## Start Available records

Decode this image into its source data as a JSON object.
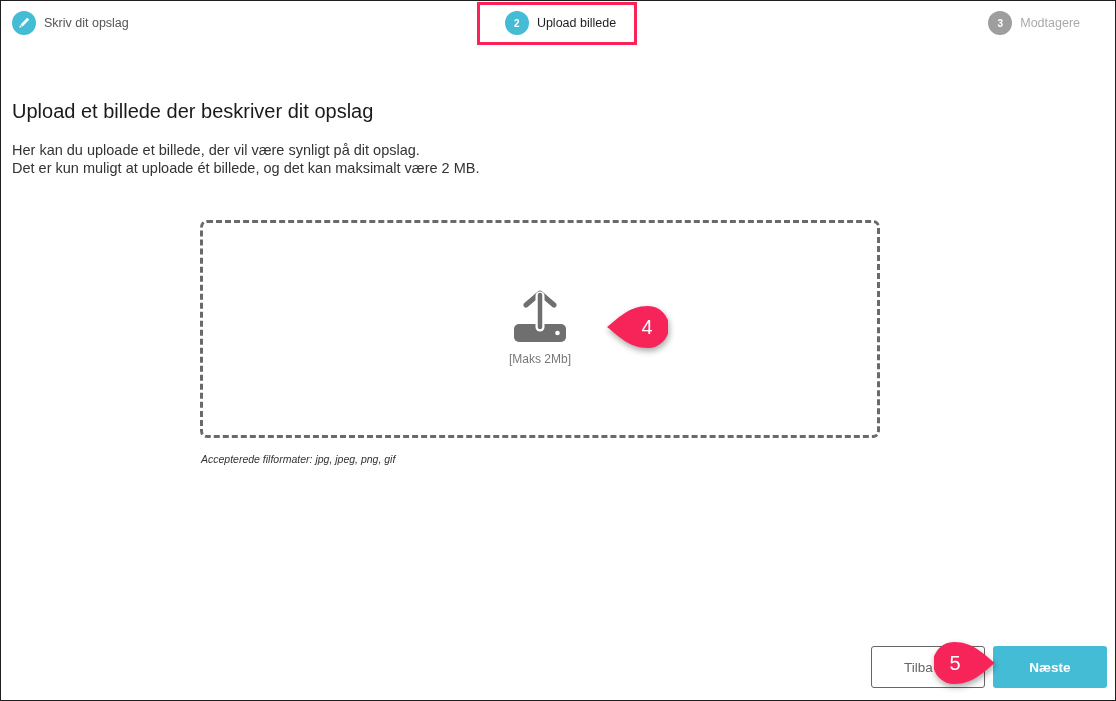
{
  "steps": [
    {
      "label": "Skriv dit opslag",
      "completed": true,
      "selected": false,
      "highlighted": false
    },
    {
      "number": "2",
      "label": "Upload billede",
      "completed": false,
      "selected": true,
      "highlighted": true
    },
    {
      "number": "3",
      "label": "Modtagere",
      "completed": false,
      "selected": false,
      "highlighted": false
    }
  ],
  "heading": "Upload et billede der beskriver dit opslag",
  "description": [
    "Her kan du uploade et billede, der vil være synligt på dit opslag.",
    "Det er kun muligt at uploade ét billede, og det kan maksimalt være 2 MB."
  ],
  "dropzone": {
    "hint": "[Maks 2Mb]",
    "callout": {
      "label": "4",
      "kind": "left"
    }
  },
  "accepted_formats": "Accepterede filformater: jpg, jpeg, png, gif",
  "buttons": [
    {
      "label": "Tilba",
      "kind": "secondary"
    },
    {
      "label": "Næste",
      "kind": "primary"
    }
  ],
  "buttons_callout": {
    "label": "5",
    "kind": "right"
  }
}
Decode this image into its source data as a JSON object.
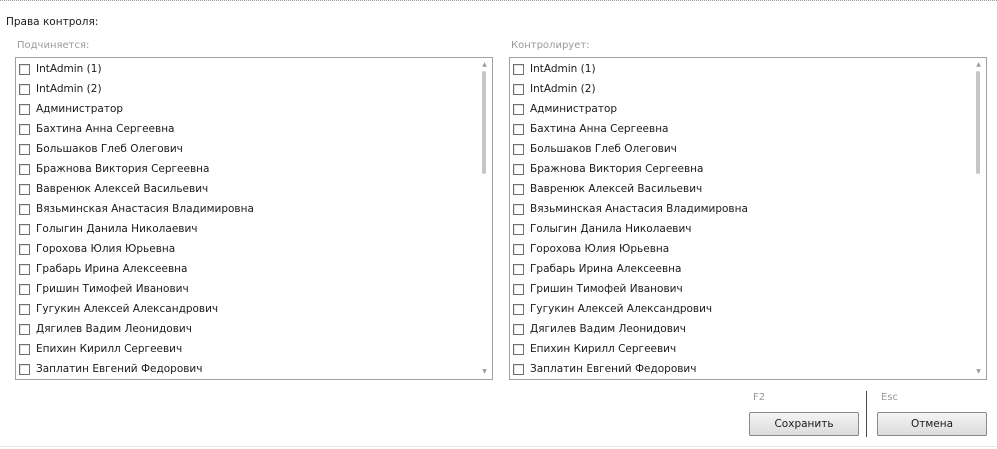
{
  "section_title": "Права контроля:",
  "left_panel": {
    "label": "Подчиняется:",
    "items": [
      "IntAdmin (1)",
      "IntAdmin (2)",
      "Администратор",
      "Бахтина Анна Сергеевна",
      "Большаков Глеб Олегович",
      "Бражнова Виктория Сергеевна",
      "Вавренюк Алексей Васильевич",
      "Вязьминская Анастасия Владимировна",
      "Голыгин Данила Николаевич",
      "Горохова Юлия Юрьевна",
      "Грабарь Ирина Алексеевна",
      "Гришин Тимофей Иванович",
      "Гугукин Алексей Александрович",
      "Дягилев Вадим Леонидович",
      "Епихин Кирилл Сергеевич",
      "Заплатин Евгений Федорович"
    ]
  },
  "right_panel": {
    "label": "Контролирует:",
    "items": [
      "IntAdmin (1)",
      "IntAdmin (2)",
      "Администратор",
      "Бахтина Анна Сергеевна",
      "Большаков Глеб Олегович",
      "Бражнова Виктория Сергеевна",
      "Вавренюк Алексей Васильевич",
      "Вязьминская Анастасия Владимировна",
      "Голыгин Данила Николаевич",
      "Горохова Юлия Юрьевна",
      "Грабарь Ирина Алексеевна",
      "Гришин Тимофей Иванович",
      "Гугукин Алексей Александрович",
      "Дягилев Вадим Леонидович",
      "Епихин Кирилл Сергеевич",
      "Заплатин Евгений Федорович"
    ]
  },
  "buttons": {
    "save": {
      "label": "Сохранить",
      "hotkey": "F2"
    },
    "cancel": {
      "label": "Отмена",
      "hotkey": "Esc"
    }
  },
  "icons": {
    "scroll_up": "chevron-up-icon",
    "scroll_down": "chevron-down-icon"
  }
}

## End Available records

> [The exercise]:
Copy all the lines above that hold the string "kind".

> [Result]:
      "kind": "left"
      "kind": "secondary"
      "kind": "primary"
    "kind": "right"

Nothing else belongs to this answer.